» Task prompt: Look through the material and copy each line holding "type".

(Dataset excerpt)

########

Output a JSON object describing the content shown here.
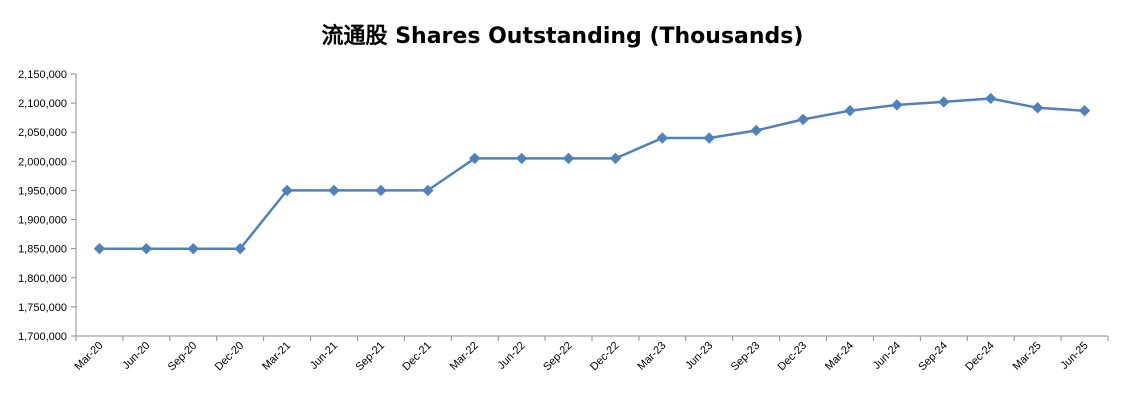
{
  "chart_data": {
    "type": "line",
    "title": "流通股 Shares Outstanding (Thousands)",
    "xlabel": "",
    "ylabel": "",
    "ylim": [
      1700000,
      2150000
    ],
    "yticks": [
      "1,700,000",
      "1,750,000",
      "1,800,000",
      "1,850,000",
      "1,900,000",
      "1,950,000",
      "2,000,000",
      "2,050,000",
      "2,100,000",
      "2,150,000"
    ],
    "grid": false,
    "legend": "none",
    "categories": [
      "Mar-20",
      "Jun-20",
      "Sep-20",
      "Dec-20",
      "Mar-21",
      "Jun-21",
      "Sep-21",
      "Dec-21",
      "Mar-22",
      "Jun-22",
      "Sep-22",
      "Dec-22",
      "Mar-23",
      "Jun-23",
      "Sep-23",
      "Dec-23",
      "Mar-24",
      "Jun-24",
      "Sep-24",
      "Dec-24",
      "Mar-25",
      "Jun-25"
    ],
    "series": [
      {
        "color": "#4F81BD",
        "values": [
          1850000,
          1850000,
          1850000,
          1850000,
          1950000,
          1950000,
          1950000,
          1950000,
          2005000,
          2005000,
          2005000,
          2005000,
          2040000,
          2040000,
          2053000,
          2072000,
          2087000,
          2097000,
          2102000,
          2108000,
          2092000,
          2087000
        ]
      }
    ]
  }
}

########

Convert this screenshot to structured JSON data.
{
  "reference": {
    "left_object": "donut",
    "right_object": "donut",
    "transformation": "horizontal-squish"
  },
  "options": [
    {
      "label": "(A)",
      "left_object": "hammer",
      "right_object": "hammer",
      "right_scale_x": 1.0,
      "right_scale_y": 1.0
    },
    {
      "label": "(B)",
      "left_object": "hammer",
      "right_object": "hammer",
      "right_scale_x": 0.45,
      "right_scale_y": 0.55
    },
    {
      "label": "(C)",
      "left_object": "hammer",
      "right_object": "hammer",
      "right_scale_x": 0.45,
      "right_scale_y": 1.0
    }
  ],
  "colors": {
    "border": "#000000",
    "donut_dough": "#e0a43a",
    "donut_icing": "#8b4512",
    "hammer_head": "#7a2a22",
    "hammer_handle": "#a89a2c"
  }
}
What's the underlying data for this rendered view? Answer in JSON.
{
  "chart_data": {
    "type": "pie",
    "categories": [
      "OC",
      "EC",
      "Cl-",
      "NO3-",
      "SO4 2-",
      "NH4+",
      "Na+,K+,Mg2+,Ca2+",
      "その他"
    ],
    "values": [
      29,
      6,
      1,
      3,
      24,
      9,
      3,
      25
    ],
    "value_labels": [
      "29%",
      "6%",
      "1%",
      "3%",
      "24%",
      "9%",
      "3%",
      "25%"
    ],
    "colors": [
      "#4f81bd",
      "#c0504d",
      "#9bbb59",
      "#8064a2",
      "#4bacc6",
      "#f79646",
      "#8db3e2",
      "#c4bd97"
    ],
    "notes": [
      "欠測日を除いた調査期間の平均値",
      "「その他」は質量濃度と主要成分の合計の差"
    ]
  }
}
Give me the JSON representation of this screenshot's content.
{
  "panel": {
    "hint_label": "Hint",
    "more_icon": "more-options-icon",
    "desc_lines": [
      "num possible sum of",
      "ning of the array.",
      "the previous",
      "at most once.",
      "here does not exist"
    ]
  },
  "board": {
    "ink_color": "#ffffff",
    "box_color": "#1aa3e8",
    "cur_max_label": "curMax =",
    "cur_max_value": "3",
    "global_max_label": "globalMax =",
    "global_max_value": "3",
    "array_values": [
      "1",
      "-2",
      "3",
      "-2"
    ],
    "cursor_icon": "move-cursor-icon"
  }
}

########

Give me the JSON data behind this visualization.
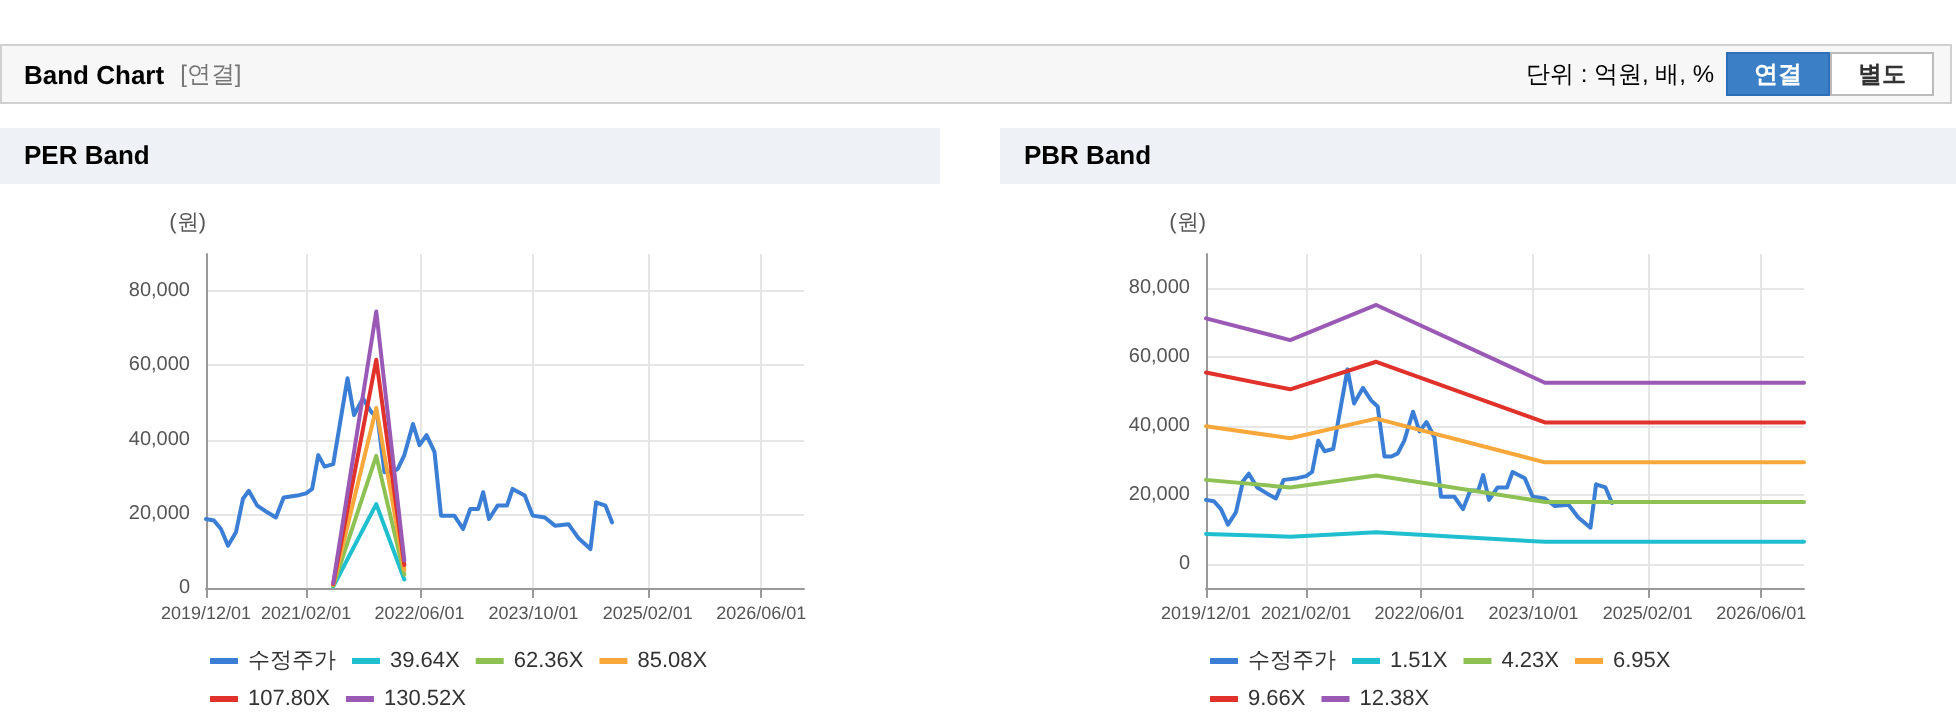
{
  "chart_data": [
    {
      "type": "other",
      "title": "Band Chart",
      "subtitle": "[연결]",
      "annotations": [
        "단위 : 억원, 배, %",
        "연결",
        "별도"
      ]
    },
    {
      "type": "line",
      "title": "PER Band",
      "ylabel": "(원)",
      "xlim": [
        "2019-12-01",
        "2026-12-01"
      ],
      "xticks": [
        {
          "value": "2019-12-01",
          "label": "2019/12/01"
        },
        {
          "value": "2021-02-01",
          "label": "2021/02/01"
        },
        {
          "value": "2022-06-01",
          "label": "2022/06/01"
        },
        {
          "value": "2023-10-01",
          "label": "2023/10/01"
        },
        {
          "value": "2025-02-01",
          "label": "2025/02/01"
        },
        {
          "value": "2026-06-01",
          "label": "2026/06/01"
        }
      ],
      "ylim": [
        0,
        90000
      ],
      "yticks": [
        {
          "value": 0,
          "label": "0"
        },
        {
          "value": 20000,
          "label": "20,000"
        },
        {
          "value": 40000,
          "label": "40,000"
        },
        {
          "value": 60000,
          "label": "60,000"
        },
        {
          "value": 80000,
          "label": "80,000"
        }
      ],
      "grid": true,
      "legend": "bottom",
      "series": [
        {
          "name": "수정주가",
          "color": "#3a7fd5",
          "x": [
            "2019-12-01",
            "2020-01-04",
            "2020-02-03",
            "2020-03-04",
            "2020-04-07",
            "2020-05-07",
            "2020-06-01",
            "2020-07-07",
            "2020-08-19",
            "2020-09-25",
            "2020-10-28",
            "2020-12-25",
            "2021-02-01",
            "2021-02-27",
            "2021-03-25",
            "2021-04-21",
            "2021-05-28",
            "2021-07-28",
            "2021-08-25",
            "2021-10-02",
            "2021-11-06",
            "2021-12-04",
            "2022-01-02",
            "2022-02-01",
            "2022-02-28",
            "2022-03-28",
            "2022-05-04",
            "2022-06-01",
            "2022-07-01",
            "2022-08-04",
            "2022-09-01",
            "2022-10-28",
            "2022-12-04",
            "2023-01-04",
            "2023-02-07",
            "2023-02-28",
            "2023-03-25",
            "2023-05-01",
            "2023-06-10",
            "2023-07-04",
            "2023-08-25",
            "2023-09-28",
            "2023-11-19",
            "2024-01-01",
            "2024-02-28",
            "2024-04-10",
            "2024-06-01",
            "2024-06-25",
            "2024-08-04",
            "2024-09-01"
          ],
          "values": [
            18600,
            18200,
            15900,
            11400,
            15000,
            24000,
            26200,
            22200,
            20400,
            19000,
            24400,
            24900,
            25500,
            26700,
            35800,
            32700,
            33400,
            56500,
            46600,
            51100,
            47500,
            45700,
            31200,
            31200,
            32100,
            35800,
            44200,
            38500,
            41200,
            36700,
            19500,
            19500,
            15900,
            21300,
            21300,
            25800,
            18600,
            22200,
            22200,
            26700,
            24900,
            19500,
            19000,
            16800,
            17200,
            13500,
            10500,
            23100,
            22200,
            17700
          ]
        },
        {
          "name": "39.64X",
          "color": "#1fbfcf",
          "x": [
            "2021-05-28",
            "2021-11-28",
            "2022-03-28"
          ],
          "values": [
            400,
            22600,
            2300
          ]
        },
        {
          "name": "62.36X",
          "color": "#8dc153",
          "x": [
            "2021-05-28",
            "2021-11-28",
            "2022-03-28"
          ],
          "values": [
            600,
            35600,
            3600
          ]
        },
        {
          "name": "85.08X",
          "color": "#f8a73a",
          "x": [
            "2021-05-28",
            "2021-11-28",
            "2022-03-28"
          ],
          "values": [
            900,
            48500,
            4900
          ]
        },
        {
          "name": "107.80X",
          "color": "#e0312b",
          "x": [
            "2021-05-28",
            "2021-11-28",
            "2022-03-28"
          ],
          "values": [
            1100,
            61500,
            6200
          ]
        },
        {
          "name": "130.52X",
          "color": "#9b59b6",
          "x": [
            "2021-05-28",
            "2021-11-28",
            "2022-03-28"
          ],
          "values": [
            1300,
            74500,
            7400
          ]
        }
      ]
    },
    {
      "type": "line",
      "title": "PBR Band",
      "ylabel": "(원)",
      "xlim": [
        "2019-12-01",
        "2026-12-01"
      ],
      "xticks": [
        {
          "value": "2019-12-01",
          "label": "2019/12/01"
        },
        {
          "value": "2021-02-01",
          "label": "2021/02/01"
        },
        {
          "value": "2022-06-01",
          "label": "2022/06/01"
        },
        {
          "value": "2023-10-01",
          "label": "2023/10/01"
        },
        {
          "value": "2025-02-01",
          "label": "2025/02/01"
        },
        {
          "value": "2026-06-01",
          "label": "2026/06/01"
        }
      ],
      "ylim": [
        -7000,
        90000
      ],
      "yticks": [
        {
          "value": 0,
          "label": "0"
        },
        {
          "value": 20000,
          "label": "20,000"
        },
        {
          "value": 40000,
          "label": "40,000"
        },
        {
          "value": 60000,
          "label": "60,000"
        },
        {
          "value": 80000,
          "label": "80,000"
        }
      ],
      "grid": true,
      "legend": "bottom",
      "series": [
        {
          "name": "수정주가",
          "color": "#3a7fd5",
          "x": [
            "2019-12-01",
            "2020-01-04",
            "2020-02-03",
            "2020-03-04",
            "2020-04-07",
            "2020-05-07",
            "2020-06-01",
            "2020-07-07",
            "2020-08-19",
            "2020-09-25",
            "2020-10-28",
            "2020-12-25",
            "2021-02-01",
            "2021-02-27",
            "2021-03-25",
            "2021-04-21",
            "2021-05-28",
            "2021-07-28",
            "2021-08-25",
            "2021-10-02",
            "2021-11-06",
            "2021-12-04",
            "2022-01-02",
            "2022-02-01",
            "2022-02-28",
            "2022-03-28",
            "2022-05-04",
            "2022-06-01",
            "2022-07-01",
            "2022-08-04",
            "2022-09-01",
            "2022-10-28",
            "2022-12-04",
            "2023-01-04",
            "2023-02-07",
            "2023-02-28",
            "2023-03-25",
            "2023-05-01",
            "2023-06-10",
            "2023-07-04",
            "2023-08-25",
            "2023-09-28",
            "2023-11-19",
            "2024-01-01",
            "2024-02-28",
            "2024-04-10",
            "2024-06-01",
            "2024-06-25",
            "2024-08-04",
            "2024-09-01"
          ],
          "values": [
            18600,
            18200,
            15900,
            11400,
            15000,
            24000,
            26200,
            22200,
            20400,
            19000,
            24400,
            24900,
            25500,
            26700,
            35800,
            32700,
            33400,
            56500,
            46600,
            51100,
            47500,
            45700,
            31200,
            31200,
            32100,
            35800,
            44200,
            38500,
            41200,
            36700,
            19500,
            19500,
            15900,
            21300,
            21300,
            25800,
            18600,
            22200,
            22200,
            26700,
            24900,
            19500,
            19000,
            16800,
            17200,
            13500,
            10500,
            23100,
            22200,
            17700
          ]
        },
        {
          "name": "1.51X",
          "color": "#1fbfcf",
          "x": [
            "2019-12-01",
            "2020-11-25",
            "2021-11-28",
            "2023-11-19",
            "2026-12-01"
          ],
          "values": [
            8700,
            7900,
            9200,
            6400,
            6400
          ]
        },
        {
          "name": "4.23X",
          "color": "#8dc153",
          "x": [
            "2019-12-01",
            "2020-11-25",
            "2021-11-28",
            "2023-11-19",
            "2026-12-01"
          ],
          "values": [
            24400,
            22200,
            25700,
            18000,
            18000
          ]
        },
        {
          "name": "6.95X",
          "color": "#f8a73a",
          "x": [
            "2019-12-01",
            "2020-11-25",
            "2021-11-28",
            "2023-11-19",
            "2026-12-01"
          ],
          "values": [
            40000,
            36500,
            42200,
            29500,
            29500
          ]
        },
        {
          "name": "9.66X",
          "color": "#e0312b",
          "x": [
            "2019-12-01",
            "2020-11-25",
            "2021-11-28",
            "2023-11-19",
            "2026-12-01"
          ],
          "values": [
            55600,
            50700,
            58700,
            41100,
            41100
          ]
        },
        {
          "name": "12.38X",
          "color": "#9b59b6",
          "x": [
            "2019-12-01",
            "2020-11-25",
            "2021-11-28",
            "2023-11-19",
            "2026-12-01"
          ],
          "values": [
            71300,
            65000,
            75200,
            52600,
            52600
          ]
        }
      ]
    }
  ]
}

########

» Exercise result:
    "type": "line",
    "type": "pie",
      "type": "other",
      "type": "line",
      "type": "line",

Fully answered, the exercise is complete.